**EXCERPTED PASSAGE:**
Advertisement

A life in the balance

A Frenchman's 1974 feat between N.Y.'s twin towers makes for a taut documentary.

MOVIE REVIEW

August 08, 2008|Kenneth Turan, Times Movie Critic

They SAY that seeing is believing, but "Man on Wire" will make you doubt what your eyes are telling you -- it really will -- as you shake your head in amazement and awe.

A rare double winner of both Sundance's jury prize and its audience award for world documentary, this exhilarating film treats French aerialist Philippe Petit's Aug. 7, 1974, walk between the twin towers of New York's 110-story World Trade Center as if it were a daring bank robbery. This is a police procedural, if you will, about what's been called the artistic crime of the century.

Advertisement

Made by director James Marsh with the human interest of a psychological drama and the "You Are There" factor of a classic doc as well as the pace of a thriller, "Man on Wire" underlines the fact that often the events most worth investigating are the ones we think we already know everything about.

**SHORT EXERCISE 1:** According to the movie review, which two Sundance honors did "Man on Wire" win?

**MATERIALS PROVIDED:**

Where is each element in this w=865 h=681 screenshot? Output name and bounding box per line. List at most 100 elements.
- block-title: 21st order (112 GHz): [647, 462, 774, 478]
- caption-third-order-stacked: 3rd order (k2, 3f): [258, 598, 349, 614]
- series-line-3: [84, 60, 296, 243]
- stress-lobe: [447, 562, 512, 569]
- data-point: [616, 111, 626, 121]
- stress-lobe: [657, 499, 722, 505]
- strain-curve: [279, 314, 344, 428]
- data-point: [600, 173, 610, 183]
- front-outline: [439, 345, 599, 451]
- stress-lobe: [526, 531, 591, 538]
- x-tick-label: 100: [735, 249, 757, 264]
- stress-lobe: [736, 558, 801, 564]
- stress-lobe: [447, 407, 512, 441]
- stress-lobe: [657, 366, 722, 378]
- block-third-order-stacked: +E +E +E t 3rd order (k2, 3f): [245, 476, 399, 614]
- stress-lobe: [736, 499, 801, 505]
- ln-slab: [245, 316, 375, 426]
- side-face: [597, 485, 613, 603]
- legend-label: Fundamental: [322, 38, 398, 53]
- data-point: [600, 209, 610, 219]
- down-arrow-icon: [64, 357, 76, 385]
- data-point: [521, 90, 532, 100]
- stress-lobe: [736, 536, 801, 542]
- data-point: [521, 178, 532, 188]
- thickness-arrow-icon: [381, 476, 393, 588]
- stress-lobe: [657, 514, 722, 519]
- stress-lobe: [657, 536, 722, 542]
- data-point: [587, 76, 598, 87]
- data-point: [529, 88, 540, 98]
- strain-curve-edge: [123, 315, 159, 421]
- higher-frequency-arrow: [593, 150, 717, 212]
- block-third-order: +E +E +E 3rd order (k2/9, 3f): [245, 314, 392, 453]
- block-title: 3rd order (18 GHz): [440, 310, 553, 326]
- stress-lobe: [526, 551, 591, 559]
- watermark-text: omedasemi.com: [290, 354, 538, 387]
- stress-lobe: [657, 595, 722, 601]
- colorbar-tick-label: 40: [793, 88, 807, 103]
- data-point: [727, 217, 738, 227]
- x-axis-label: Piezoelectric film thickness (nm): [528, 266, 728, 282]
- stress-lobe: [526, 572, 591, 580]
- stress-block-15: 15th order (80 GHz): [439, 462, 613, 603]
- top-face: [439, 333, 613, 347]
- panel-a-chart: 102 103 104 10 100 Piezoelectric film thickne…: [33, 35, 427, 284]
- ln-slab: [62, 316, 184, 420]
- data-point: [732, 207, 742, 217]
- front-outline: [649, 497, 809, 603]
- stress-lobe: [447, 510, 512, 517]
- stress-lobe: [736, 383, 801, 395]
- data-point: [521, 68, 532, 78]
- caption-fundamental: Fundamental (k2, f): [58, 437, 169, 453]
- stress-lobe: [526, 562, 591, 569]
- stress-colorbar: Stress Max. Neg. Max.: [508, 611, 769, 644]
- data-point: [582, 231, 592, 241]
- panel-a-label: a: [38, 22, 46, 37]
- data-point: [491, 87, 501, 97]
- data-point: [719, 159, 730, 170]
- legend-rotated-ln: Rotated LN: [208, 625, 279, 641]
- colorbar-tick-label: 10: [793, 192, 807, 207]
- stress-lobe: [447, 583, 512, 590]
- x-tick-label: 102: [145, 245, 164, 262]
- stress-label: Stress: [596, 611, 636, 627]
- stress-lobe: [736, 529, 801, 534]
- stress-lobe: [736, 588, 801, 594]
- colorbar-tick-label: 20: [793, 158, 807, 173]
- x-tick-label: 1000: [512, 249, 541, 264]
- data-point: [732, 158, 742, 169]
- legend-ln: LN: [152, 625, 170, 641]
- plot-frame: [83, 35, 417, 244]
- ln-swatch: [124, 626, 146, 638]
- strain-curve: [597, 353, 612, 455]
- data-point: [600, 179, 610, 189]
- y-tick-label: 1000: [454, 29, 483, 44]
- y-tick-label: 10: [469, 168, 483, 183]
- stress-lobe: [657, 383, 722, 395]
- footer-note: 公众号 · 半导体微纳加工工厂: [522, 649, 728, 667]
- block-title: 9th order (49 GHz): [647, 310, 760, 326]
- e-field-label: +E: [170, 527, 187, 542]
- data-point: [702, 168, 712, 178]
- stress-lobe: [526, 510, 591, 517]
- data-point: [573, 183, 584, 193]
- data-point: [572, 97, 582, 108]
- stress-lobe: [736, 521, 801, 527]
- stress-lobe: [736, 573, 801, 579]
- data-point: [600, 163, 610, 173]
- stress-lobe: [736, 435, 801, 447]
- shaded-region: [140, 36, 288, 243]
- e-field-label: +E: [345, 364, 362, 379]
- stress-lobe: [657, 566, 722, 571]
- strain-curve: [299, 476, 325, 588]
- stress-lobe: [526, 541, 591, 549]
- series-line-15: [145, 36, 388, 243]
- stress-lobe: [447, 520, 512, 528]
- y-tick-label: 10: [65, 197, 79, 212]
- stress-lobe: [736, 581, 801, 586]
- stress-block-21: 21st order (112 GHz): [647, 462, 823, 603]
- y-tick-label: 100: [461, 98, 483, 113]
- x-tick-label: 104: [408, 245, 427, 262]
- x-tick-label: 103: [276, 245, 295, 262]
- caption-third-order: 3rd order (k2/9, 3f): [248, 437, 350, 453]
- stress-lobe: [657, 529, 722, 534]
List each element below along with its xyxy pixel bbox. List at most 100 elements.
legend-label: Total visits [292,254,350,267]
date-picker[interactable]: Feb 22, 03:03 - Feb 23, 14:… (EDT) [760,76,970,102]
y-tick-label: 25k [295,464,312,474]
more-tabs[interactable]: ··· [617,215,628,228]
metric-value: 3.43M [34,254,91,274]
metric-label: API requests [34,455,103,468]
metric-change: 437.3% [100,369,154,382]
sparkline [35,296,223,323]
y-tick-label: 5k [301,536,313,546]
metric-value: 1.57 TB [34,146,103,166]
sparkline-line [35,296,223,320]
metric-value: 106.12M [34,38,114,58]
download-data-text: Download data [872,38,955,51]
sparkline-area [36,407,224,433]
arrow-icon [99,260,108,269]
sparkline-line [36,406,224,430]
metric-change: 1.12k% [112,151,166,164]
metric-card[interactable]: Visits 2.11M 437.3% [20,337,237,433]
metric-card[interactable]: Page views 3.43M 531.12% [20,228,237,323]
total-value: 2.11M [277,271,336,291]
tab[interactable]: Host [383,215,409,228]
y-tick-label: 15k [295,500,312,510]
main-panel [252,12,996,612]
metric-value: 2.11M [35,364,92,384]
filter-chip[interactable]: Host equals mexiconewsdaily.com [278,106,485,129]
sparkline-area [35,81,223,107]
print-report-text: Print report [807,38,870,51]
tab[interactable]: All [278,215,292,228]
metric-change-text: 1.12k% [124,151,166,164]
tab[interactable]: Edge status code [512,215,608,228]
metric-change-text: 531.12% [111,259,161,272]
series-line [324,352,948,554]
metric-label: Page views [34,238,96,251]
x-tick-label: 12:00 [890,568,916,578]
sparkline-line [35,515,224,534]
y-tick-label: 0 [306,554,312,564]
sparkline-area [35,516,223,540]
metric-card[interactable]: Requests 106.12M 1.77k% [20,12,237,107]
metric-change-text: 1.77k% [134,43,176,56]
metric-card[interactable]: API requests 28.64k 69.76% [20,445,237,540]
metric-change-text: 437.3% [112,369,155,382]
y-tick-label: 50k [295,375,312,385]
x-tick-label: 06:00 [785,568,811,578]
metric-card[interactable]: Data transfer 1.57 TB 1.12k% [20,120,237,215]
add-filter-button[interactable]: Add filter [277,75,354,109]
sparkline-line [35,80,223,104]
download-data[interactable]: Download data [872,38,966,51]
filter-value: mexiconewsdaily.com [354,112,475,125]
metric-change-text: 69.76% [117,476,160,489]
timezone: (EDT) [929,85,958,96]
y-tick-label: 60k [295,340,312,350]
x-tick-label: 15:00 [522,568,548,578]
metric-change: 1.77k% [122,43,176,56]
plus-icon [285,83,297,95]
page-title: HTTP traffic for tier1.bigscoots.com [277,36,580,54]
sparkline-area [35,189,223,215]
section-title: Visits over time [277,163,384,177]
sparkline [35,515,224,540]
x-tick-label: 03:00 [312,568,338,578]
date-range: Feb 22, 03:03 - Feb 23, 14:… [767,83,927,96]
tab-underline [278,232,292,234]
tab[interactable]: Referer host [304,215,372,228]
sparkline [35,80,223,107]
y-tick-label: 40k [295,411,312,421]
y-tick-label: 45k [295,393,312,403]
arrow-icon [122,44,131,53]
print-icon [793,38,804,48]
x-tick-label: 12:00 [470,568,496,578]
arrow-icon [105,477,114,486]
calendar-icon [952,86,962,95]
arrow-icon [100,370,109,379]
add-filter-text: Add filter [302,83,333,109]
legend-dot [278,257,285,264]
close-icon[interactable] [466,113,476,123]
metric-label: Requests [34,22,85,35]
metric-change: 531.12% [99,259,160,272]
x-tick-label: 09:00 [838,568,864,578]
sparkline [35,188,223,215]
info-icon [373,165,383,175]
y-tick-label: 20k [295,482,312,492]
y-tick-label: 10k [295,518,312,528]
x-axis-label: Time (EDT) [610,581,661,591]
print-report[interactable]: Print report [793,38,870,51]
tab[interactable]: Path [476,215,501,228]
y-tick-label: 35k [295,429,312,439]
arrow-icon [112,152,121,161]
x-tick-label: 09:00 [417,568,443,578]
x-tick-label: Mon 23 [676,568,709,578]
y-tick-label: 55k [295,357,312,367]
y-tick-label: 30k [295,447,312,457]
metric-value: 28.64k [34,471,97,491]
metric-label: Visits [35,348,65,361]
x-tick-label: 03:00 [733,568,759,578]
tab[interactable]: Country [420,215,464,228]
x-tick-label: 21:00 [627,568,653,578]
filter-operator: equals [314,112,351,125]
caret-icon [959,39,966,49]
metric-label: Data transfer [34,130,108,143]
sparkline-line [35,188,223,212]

**SHORT EXERCISE 2:** Copy the rows above word for word, starting with the first row and going on through the row with "- stress-lobe: [736, 536, 801, 542]".

**ANSWER 1:** It won both Sundance's jury prize and its audience award for world documentary.

**ANSWER 2:**
Where is each element in this w=865 h=681 screenshot? Output name and bounding box per line. List at most 100 elements.
- block-title: 21st order (112 GHz): [647, 462, 774, 478]
- caption-third-order-stacked: 3rd order (k2, 3f): [258, 598, 349, 614]
- series-line-3: [84, 60, 296, 243]
- stress-lobe: [447, 562, 512, 569]
- data-point: [616, 111, 626, 121]
- stress-lobe: [657, 499, 722, 505]
- strain-curve: [279, 314, 344, 428]
- data-point: [600, 173, 610, 183]
- front-outline: [439, 345, 599, 451]
- stress-lobe: [526, 531, 591, 538]
- x-tick-label: 100: [735, 249, 757, 264]
- stress-lobe: [736, 558, 801, 564]
- stress-lobe: [447, 407, 512, 441]
- stress-lobe: [657, 366, 722, 378]
- block-third-order-stacked: +E +E +E t 3rd order (k2, 3f): [245, 476, 399, 614]
- stress-lobe: [736, 499, 801, 505]
- ln-slab: [245, 316, 375, 426]
- side-face: [597, 485, 613, 603]
- legend-label: Fundamental: [322, 38, 398, 53]
- data-point: [600, 209, 610, 219]
- down-arrow-icon: [64, 357, 76, 385]
- data-point: [521, 90, 532, 100]
- stress-lobe: [736, 536, 801, 542]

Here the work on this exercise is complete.